» PROBLEM DETAILS:
Repeat each entry in full, exactly.

» LISTED RECORDS:
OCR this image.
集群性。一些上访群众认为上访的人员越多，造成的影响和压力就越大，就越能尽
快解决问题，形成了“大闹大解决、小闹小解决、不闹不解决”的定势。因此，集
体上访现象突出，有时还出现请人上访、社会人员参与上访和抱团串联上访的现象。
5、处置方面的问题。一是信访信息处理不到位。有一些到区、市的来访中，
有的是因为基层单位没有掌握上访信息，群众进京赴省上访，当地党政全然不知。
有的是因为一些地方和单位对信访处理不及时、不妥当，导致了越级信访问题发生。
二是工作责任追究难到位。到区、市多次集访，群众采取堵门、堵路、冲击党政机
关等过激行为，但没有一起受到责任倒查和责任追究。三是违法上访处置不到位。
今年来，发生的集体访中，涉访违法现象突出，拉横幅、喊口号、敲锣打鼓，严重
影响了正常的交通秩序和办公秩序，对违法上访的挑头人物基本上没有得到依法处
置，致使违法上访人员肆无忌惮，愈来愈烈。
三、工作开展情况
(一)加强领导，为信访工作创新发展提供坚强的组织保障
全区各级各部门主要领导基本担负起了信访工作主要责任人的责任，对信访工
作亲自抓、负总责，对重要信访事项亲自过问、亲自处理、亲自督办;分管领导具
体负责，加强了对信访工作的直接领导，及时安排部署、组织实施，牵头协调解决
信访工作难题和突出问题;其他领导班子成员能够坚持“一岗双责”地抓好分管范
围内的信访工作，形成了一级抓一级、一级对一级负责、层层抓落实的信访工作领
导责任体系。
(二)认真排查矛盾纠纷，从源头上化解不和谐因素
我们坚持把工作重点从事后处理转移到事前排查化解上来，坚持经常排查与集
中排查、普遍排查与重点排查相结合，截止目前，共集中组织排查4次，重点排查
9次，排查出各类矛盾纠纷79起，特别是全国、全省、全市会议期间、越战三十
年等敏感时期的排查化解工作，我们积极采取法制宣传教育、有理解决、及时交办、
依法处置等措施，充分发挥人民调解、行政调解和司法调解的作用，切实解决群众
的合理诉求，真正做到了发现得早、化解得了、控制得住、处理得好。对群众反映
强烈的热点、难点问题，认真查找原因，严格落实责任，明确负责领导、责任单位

» THE REPLY:
OCR this image.
集群性。一些上访群众认为上访的人员越多，造成的影响和压力就越大，就越能尽
快解决问题，形成了“大闹大解决、小闹小解决、不闹不解决”的定势。因此，集
体上访现象突出，有时还出现请人上访、社会人员参与上访和抱团串联上访的现象。
5、处置方面的问题。一是信访信息处理不到位。有一些到区、市的来访中，
有的是因为基层单位没有掌握上访信息，群众进京赴省上访，当地党政全然不知。
有的是因为一些地方和单位对信访处理不及时、不妥当，导致了越级信访问题发生。
二是工作责任追究难到位。到区、市多次集访，群众采取堵门、堵路、冲击党政机
关等过激行为，但没有一起受到责任倒查和责任追究。三是违法上访处置不到位。
今年来，发生的集体访中，涉访违法现象突出，拉横幅、喊口号、敲锣打鼓，严重
影响了正常的交通秩序和办公秩序，对违法上访的挑头人物基本上没有得到依法处
置，致使违法上访人员肆无忌惮，愈来愈烈。
三、工作开展情况
(一)加强领导，为信访工作创新发展提供坚强的组织保障
全区各级各部门主要领导基本担负起了信访工作主要责任人的责任，对信访工
作亲自抓、负总责，对重要信访事项亲自过问、亲自处理、亲自督办;分管领导具
体负责，加强了对信访工作的直接领导，及时安排部署、组织实施，牵头协调解决
信访工作难题和突出问题;其他领导班子成员能够坚持“一岗双责”地抓好分管范
围内的信访工作，形成了一级抓一级、一级对一级负责、层层抓落实的信访工作领
导责任体系。
(二)认真排查矛盾纠纷，从源头上化解不和谐因素
我们坚持把工作重点从事后处理转移到事前排查化解上来，坚持经常排查与集
中排查、普遍排查与重点排查相结合，截止目前，共集中组织排查4次，重点排查
9次，排查出各类矛盾纠纷79起，特别是全国、全省、全市会议期间、越战三十
年等敏感时期的排查化解工作，我们积极采取法制宣传教育、有理解决、及时交办、
依法处置等措施，充分发挥人民调解、行政调解和司法调解的作用，切实解决群众
的合理诉求，真正做到了发现得早、化解得了、控制得住、处理得好。对群众反映
强烈的热点、难点问题，认真查找原因，严格落实责任，明确负责领导、责任单位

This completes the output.